▸ **Data entries**:

■ ■ ■ ■ ■

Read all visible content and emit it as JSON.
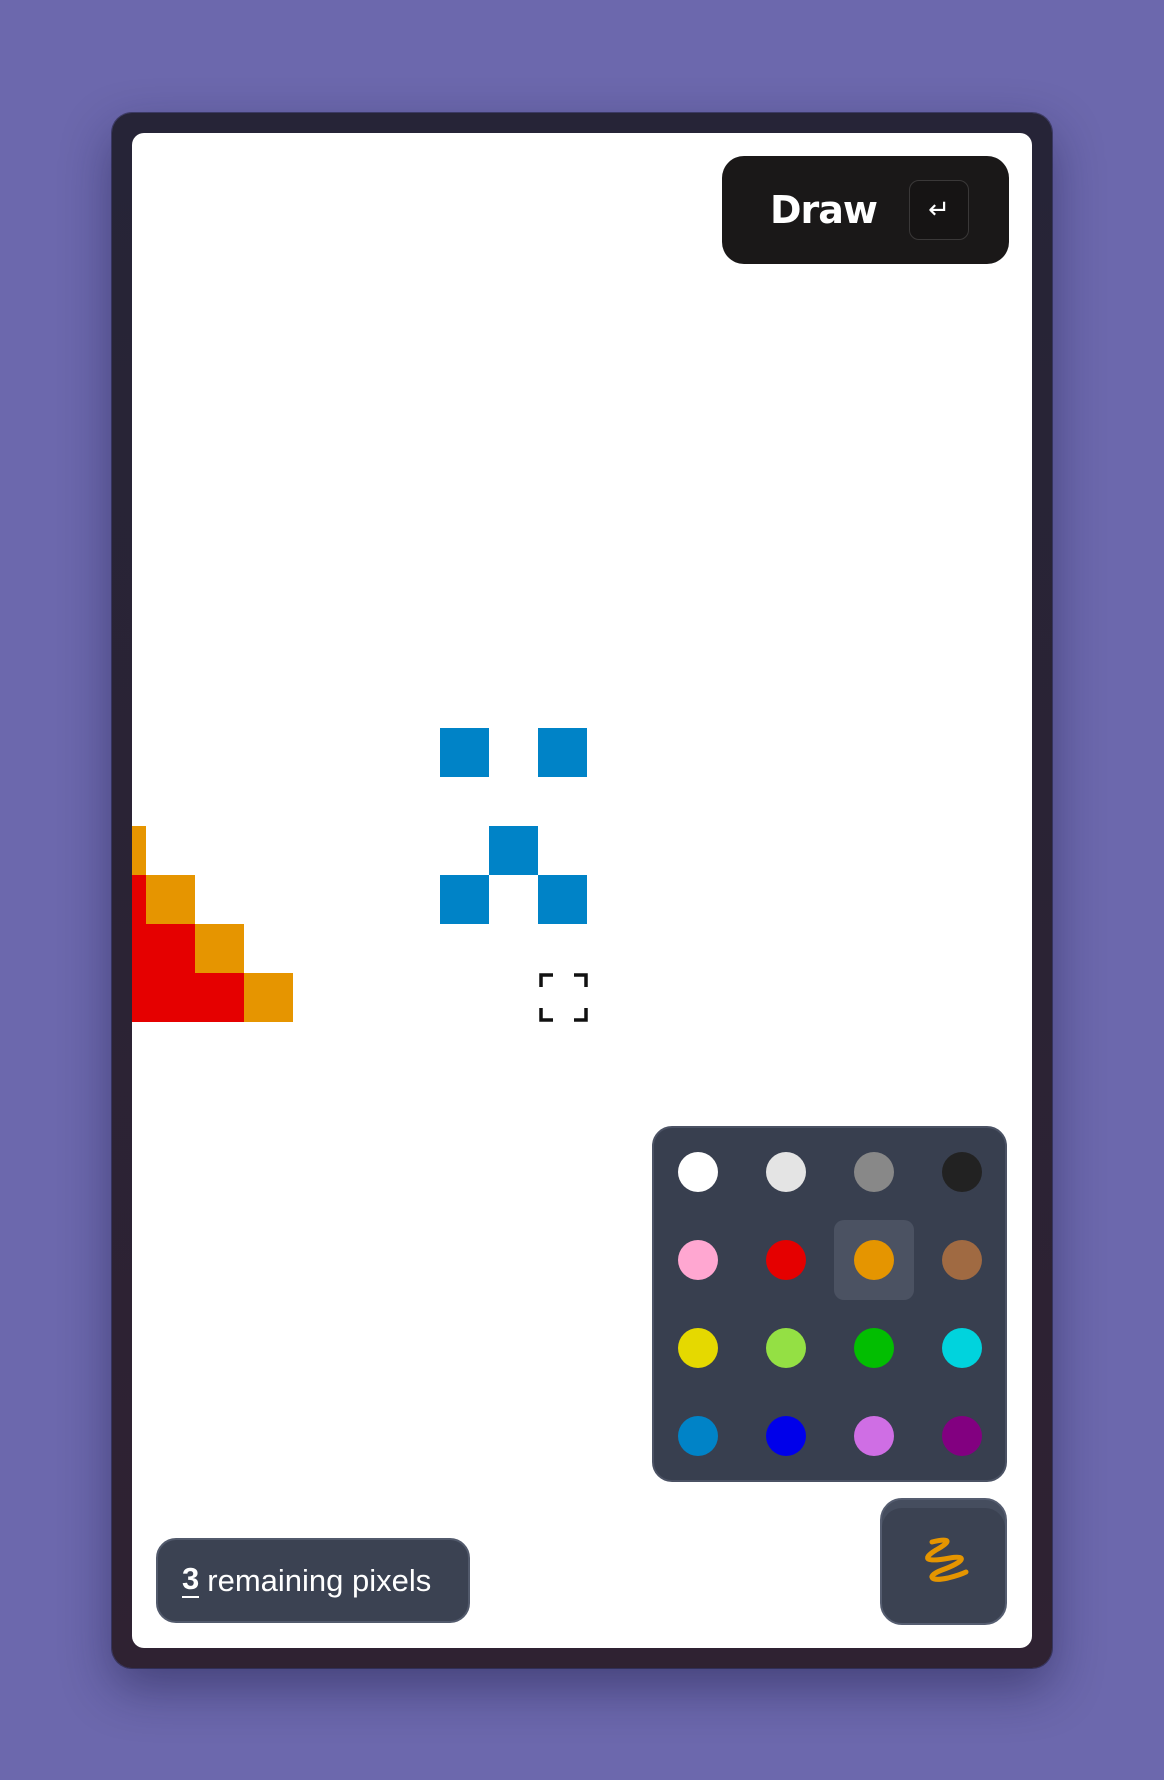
{
  "toolbar": {
    "draw_label": "Draw",
    "enter_key": "↵"
  },
  "canvas": {
    "pixels": [
      {
        "color": "#e69500",
        "col": 0,
        "row": 0
      },
      {
        "color": "#e50000",
        "col": 0,
        "row": 1
      },
      {
        "color": "#e50000",
        "col": 0,
        "row": 2
      },
      {
        "color": "#e50000",
        "col": 0,
        "row": 3
      },
      {
        "color": "#e69500",
        "col": 1,
        "row": 1
      },
      {
        "color": "#e50000",
        "col": 1,
        "row": 2
      },
      {
        "color": "#e50000",
        "col": 1,
        "row": 3
      },
      {
        "color": "#e69500",
        "col": 2,
        "row": 2
      },
      {
        "color": "#e50000",
        "col": 2,
        "row": 3
      },
      {
        "color": "#e69500",
        "col": 3,
        "row": 3
      },
      {
        "color": "#0083c7",
        "col": 7,
        "row": -2
      },
      {
        "color": "#0083c7",
        "col": 9,
        "row": -2
      },
      {
        "color": "#0083c7",
        "col": 8,
        "row": 0
      },
      {
        "color": "#0083c7",
        "col": 7,
        "row": 1
      },
      {
        "color": "#0083c7",
        "col": 9,
        "row": 1
      }
    ],
    "cursor_icon": "crosshair-brackets-icon"
  },
  "palette": {
    "selected_index": 6,
    "colors": [
      "#ffffff",
      "#e4e4e4",
      "#888888",
      "#222222",
      "#ffa7d1",
      "#e50000",
      "#e59500",
      "#a06a42",
      "#e5d900",
      "#94e044",
      "#02be01",
      "#00d3dd",
      "#0083c7",
      "#0000ea",
      "#cf6ee4",
      "#820080"
    ]
  },
  "status": {
    "remaining_count": "3",
    "remaining_label": "remaining pixels"
  },
  "tool": {
    "icon": "squiggle-brush-icon",
    "color": "#e59500"
  }
}
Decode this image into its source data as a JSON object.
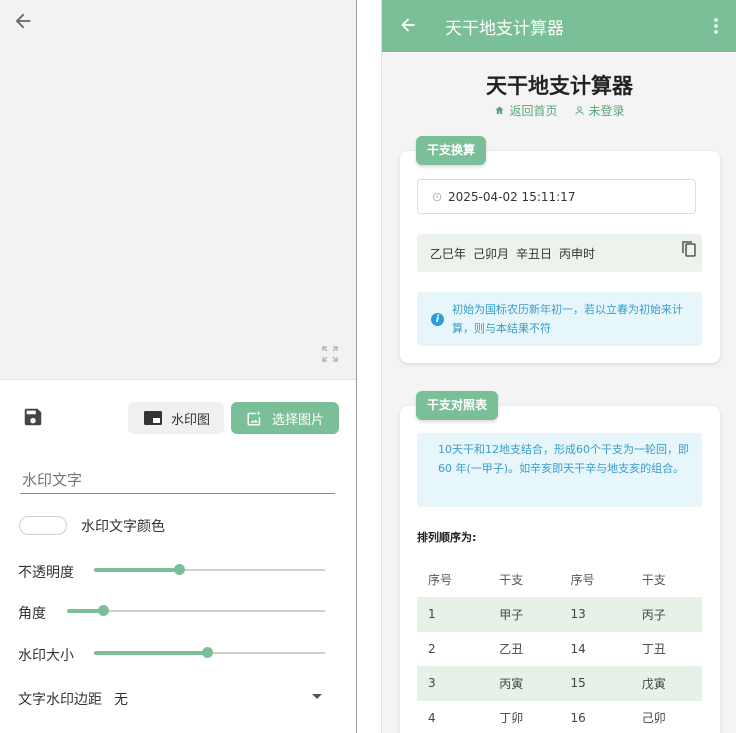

■ ■ ■ ■ ■

▸ **GOAL**: Every line holding "pixels" should be copied out.

▸ **SOLVED PROBLEM**:
    "pixels": [
    "remaining_label": "remaining pixels"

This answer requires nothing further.